Rewrite part of the Timmy Bowers profile, replacing "Listed weight" with "Weight". Begin at the words "No. 15 – Andrea" and stop after "Mississippi State (2000–2004)".

Extract provided START

Timmy Bowers

No. 15 – Andrea Costa Imola
- Position: Point guard
- League: European

Personal information
- Born: January 9, 1982 (age 44) Milwaukee, Wisconsin, U.S.
- Listed height: 6 ft 2 in (1.88 m)
- Listed weight: 192 lb (87 kg)

Career information
- High school: Harrison Central (Gulfport, Mississippi)
- College: Mississippi State (2000–2004)
- NBA draft: 2004: undrafted
- Playing career: 2004–2020

Career history
- 2004–2005: Asheville Altitude
- 2005: Gulf Coast Bandits
- 2005–2006: Maccabi Giv'at Shmuel
- 2006–2009: Hapoel Jerusalem
- 2009–2011: Pepsi Caserta
- 2011–2013: Umana Reyer Venezia
- 2013–2014: PMS Torino
- 2015: Koroivos Amaliadas
- 2015–2016: Ferentino
- 2016–2017: Aurora Basket Jesi
- 2017–2018: Pallacanestro Biella
- 2018–present: Andrea Costa Imola

Career highlights
- 2× All SEC Performer. Third Team (2003) First Team (2004); All WBA First Team (2005); NBA G League Champion (2005); All Serie A Italian League Second Team (2010); All Italian Lega Due First Team (2017); MVP Israeli Super League MVP (2006); Israeli Super League Cup Champion (2006); Israeli Super League Cup Champion (2007); Mississippi Mr. Basketball (2000);

= Timmy Bowers =

American basketball player

Timothy Jermaine Bowers (born January 9, 1982) is an American former professional basketball player. He was named the 2006 Israeli Basketball Premier League MVP. At 6' 2", he is capable of playing both guard positions.

Extract provided END
Information shown START

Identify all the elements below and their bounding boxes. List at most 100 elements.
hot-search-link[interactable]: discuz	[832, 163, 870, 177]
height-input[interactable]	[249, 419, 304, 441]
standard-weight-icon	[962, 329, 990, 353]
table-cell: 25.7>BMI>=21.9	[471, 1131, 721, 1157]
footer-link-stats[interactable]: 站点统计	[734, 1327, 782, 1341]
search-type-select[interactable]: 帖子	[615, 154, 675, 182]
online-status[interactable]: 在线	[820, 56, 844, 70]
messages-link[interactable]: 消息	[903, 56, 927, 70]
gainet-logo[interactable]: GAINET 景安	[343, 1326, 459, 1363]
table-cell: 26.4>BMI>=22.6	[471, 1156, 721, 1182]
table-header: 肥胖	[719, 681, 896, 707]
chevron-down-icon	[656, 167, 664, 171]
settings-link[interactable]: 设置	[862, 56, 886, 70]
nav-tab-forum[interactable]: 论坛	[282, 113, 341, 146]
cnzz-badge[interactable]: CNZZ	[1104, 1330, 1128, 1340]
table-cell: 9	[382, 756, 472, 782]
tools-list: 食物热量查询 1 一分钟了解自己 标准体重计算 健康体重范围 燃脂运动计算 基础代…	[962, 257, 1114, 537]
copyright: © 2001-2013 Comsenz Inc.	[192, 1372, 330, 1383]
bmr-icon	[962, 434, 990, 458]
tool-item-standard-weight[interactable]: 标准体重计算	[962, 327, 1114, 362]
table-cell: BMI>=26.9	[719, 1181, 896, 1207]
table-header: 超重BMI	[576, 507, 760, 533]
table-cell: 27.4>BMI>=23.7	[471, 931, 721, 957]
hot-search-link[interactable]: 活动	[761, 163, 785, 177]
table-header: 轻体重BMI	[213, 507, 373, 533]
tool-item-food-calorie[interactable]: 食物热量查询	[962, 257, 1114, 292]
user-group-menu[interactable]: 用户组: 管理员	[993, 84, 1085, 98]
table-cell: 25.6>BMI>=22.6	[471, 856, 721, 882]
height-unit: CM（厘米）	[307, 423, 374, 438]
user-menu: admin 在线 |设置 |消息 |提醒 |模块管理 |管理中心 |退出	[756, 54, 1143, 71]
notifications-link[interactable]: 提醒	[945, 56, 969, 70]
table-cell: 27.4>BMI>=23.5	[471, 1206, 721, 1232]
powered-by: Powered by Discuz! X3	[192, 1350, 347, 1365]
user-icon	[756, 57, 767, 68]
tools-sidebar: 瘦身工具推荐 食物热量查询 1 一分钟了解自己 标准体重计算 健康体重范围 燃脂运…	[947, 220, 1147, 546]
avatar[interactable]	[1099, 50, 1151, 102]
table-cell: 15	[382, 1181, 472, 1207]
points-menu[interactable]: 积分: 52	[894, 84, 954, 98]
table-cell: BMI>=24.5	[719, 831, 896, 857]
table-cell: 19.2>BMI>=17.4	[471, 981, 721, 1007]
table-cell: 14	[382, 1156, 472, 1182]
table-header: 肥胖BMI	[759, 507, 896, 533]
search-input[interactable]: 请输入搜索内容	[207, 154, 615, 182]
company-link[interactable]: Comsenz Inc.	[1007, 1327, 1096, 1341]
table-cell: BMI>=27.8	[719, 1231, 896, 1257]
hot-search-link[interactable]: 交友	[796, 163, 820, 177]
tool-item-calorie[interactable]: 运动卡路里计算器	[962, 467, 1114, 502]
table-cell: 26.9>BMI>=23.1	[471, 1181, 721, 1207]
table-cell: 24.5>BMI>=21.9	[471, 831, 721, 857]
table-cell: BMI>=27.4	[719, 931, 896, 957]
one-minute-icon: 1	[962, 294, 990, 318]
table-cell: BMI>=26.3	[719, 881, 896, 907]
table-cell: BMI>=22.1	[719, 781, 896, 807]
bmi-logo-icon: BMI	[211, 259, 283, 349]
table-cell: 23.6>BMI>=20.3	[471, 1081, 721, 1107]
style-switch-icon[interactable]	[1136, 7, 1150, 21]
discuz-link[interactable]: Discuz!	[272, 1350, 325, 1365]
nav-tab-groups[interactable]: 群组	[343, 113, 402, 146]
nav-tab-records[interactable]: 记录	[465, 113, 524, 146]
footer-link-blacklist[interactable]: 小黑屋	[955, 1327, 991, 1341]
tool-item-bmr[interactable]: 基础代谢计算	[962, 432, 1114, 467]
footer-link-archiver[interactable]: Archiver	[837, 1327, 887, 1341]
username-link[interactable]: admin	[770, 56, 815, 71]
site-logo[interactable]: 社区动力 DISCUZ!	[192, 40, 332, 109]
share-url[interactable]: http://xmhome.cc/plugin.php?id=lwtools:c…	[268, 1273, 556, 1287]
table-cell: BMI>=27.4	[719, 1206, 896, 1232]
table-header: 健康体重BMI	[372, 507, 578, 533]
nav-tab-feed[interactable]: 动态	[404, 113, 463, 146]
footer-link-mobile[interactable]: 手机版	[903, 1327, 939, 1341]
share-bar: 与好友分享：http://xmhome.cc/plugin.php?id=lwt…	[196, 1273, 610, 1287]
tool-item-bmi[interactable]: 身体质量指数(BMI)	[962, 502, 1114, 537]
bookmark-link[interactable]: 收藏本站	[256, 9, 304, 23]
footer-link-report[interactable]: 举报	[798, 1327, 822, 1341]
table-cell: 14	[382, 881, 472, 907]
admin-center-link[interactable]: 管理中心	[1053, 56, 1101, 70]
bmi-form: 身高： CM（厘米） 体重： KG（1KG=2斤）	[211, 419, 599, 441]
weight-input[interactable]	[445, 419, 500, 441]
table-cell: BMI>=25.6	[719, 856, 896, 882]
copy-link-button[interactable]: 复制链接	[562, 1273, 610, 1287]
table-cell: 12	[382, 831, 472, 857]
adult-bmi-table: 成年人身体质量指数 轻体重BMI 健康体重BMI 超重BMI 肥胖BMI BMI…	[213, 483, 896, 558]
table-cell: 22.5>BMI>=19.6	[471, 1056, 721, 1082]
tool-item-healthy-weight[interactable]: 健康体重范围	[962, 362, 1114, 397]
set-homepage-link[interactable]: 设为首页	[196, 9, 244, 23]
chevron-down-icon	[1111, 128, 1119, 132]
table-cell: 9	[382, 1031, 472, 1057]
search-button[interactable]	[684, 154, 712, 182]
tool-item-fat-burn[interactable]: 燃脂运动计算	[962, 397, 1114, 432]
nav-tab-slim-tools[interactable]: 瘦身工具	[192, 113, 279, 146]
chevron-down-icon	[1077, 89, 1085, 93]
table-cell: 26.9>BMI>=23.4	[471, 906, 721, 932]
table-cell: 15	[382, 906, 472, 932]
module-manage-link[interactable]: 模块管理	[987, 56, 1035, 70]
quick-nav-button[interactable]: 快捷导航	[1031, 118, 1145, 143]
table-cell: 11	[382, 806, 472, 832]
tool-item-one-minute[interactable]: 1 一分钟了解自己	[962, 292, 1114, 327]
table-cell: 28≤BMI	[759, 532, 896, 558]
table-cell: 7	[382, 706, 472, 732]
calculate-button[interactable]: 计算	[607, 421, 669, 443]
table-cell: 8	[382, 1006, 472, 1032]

Information shown END

* Final answer *
No. 15 – Andrea Costa Imola
- Position: Point guard
- League: European

Personal information
- Born: January 9, 1982 (age 44) Milwaukee, Wisconsin, U.S.
- Listed height: 6 ft 2 in (1.88 m)
- Weight: 192 lb (87 kg)

Career information
- High school: Harrison Central (Gulfport, Mississippi)
- College: Mississippi State (2000–2004)